Consigne écrite 1
D'après l'extrait fourni, où les Beatles ont-ils enregistré presque toutes leurs chansons à succès ?

Extrait fourni
◆ ◆ ◆ ◆
Votre Altesse Royale, Monsieur le vice-premier ministre, chef de l’opposition, vos grâces, vos excellences, dayanim, rabbanim, président de la synagogue unifiée, président du conseil des députés, invités distingués.

D’abord, j’aimerais remercier Son Altesse Royale pour nous avoir honoré de sa présence aujourd’hui. L’intronisation d’un grand rabbin n’a jamais été autant ornée de présence royale, et cela témoigne de la générosité d’esprit et la grandeur d’âme dont vous avez fait preuve envers toutes les religions, tout en demeurant fidèle et exemplaire envers la vôtre. Que D.ieu vous bénisse, et que vous, par tout ce que vous faites, continuiez de nous bénir.

Grand rabbin Mirvis. Comme cette phrase sonne bien !

Cela n’est pas la première fois que je vous ai intronisé en tant que mon successeur. Je l’ai également fait en tant que rabbin de la synagogue de Western Marble Arch. Et ce n’est pas la première fois que vous avez été nommé grand rabbin. Je fus béni d’avoir à la fois un prédécesseur et un successeur qui ont tous deux été des grands rabbins d’Écosse. Mais c’est la première fois que je le fais avec autant d’émotion.

Nous ne sommes qu’à quelques mètres de l’Abbey Road où les Beatles ont enregistré presque toutes leurs chansons à succès. Et pour paraphraser les paroles de l’une de leurs meilleures chansons : “Tu dis bonjour, et je dis au revoir (You say hello, and I say goodbye)”.
◆ ◆ ◆ ◆
[Entrées des éléments encadrés]
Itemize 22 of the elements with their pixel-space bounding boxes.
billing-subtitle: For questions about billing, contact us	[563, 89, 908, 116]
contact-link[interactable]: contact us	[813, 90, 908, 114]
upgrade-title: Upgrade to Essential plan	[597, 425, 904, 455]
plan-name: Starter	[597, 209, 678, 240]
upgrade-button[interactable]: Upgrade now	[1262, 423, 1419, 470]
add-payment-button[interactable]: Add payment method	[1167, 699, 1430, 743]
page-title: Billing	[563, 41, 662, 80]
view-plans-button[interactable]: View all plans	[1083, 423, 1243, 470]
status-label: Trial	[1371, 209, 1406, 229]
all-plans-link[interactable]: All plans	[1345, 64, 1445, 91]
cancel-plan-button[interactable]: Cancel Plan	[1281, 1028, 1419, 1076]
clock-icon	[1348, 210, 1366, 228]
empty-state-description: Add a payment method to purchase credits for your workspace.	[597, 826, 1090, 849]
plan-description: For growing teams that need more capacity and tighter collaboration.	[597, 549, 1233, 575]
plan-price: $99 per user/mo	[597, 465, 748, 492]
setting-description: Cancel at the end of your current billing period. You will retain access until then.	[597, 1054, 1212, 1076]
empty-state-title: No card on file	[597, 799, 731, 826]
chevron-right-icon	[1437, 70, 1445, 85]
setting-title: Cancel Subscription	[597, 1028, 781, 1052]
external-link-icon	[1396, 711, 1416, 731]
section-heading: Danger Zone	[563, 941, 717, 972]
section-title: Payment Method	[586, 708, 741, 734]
◆ ◆ ◆ ◆
Consigne écrite 2
Recopiez à l'identique les lignes du listing, en partant de son début et en terminant par la ligne qui contient "upgrade-title: Upgrade to", cette dernière comprise.

Résultat 1
À l'Abbey Road.

Résultat 2
Itemize 22 of the elements with their pixel-space bounding boxes.
billing-subtitle: For questions about billing, contact us	[563, 89, 908, 116]
contact-link[interactable]: contact us	[813, 90, 908, 114]
upgrade-title: Upgrade to Essential plan	[597, 425, 904, 455]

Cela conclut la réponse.